##### Listed entries #####

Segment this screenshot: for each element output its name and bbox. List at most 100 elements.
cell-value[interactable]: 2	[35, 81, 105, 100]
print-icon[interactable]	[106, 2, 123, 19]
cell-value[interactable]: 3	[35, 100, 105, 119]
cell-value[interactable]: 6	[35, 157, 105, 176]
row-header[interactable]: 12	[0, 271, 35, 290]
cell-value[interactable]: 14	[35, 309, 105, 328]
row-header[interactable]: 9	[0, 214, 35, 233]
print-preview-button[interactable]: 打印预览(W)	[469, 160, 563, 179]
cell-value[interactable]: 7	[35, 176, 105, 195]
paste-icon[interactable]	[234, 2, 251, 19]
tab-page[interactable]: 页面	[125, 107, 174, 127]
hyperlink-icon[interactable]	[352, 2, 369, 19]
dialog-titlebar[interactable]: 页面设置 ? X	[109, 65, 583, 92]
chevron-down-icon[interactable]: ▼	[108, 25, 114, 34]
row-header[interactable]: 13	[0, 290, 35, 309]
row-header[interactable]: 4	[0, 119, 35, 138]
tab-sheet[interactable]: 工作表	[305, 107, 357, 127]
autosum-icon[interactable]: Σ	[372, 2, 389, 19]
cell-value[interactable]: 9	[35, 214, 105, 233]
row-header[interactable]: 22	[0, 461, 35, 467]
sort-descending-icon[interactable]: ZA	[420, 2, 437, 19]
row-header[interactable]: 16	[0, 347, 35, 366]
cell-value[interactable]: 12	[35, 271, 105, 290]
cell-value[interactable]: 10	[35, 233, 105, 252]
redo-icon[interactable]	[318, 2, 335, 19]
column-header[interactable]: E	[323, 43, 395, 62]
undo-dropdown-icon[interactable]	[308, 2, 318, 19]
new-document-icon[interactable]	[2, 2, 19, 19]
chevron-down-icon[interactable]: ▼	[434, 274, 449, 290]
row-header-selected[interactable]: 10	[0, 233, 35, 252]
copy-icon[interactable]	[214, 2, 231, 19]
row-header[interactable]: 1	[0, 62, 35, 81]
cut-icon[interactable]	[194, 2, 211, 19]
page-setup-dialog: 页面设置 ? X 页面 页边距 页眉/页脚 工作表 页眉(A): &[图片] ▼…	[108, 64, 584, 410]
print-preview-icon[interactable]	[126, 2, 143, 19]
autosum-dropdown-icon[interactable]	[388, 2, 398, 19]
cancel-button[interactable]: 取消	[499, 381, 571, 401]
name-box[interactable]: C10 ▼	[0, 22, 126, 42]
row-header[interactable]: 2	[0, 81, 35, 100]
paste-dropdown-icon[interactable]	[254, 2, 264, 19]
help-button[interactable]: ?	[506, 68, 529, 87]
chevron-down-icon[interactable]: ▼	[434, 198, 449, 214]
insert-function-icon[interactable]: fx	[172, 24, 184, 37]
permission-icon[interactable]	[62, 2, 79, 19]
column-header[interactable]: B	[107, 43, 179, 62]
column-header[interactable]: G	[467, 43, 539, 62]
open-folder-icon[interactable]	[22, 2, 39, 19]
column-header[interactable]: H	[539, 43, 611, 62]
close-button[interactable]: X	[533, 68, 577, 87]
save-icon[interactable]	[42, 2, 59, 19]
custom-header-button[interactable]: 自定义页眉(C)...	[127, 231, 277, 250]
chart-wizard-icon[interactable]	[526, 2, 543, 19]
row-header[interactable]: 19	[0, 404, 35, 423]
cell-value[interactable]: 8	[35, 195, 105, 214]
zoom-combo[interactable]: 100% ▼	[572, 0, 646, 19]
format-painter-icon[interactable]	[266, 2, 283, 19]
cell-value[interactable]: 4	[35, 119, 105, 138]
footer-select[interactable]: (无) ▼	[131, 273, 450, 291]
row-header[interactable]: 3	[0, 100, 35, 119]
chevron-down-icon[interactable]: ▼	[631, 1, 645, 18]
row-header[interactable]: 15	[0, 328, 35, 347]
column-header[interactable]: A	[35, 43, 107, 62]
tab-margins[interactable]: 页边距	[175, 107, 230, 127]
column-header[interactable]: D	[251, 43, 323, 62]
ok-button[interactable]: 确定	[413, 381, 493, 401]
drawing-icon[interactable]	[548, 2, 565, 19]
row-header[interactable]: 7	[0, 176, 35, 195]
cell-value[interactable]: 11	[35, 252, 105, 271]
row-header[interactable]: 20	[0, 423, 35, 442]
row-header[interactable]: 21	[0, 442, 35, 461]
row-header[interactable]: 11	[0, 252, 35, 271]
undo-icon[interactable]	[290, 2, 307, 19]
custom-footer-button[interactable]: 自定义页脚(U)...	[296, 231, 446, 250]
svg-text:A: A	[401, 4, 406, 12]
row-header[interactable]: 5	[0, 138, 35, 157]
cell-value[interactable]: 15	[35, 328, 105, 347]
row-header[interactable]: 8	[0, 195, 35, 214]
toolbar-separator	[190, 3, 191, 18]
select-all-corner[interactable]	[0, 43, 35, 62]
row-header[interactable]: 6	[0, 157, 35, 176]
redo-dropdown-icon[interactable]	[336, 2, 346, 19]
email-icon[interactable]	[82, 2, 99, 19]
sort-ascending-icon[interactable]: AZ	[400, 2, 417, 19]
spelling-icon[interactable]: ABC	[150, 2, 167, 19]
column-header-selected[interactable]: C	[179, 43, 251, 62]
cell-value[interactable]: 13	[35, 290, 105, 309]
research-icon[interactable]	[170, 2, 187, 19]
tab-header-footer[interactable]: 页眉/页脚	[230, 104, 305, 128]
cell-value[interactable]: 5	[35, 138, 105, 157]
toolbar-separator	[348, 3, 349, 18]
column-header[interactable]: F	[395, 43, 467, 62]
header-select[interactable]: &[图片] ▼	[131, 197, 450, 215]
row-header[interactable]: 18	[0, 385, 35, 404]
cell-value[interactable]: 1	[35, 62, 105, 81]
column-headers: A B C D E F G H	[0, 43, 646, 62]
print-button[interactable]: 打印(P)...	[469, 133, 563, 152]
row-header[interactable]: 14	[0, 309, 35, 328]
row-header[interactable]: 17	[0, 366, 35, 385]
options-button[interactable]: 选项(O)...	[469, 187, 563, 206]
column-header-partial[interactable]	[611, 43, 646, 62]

#####

Can you turn the material, starting at its first line and ending at the line containing "62, 35, 81]", into a Markdown table with the columns Row and Entry, numbering each line and leaving out blank lines?

| Row | Entry |
|---|---|
| 1 | Segment this screenshot: for each element output its name and bbox. List at most 100 elements. |
| 2 | cell-value[interactable]: 2	[35, 81, 105, 100] |
| 3 | print-icon[interactable]	[106, 2, 123, 19] |
| 4 | cell-value[interactable]: 3	[35, 100, 105, 119] |
| 5 | cell-value[interactable]: 6	[35, 157, 105, 176] |
| 6 | row-header[interactable]: 12	[0, 271, 35, 290] |
| 7 | cell-value[interactable]: 14	[35, 309, 105, 328] |
| 8 | row-header[interactable]: 9	[0, 214, 35, 233] |
| 9 | print-preview-button[interactable]: 打印预览(W)	[469, 160, 563, 179] |
| 10 | cell-value[interactable]: 7	[35, 176, 105, 195] |
| 11 | paste-icon[interactable]	[234, 2, 251, 19] |
| 12 | tab-page[interactable]: 页面	[125, 107, 174, 127] |
| 13 | hyperlink-icon[interactable]	[352, 2, 369, 19] |
| 14 | dialog-titlebar[interactable]: 页面设置 ? X	[109, 65, 583, 92] |
| 15 | chevron-down-icon[interactable]: ▼	[108, 25, 114, 34] |
| 16 | row-header[interactable]: 13	[0, 290, 35, 309] |
| 17 | row-header[interactable]: 4	[0, 119, 35, 138] |
| 18 | tab-sheet[interactable]: 工作表	[305, 107, 357, 127] |
| 19 | autosum-icon[interactable]: Σ	[372, 2, 389, 19] |
| 20 | cell-value[interactable]: 9	[35, 214, 105, 233] |
| 21 | row-header[interactable]: 22	[0, 461, 35, 467] |
| 22 | sort-descending-icon[interactable]: ZA	[420, 2, 437, 19] |
| 23 | row-header[interactable]: 16	[0, 347, 35, 366] |
| 24 | cell-value[interactable]: 12	[35, 271, 105, 290] |
| 25 | cell-value[interactable]: 10	[35, 233, 105, 252] |
| 26 | redo-icon[interactable]	[318, 2, 335, 19] |
| 27 | column-header[interactable]: E	[323, 43, 395, 62] |
| 28 | undo-dropdown-icon[interactable]	[308, 2, 318, 19] |
| 29 | new-document-icon[interactable]	[2, 2, 19, 19] |
| 30 | chevron-down-icon[interactable]: ▼	[434, 274, 449, 290] |
| 31 | row-header-selected[interactable]: 10	[0, 233, 35, 252] |
| 32 | copy-icon[interactable]	[214, 2, 231, 19] |
| 33 | row-header[interactable]: 1	[0, 62, 35, 81] |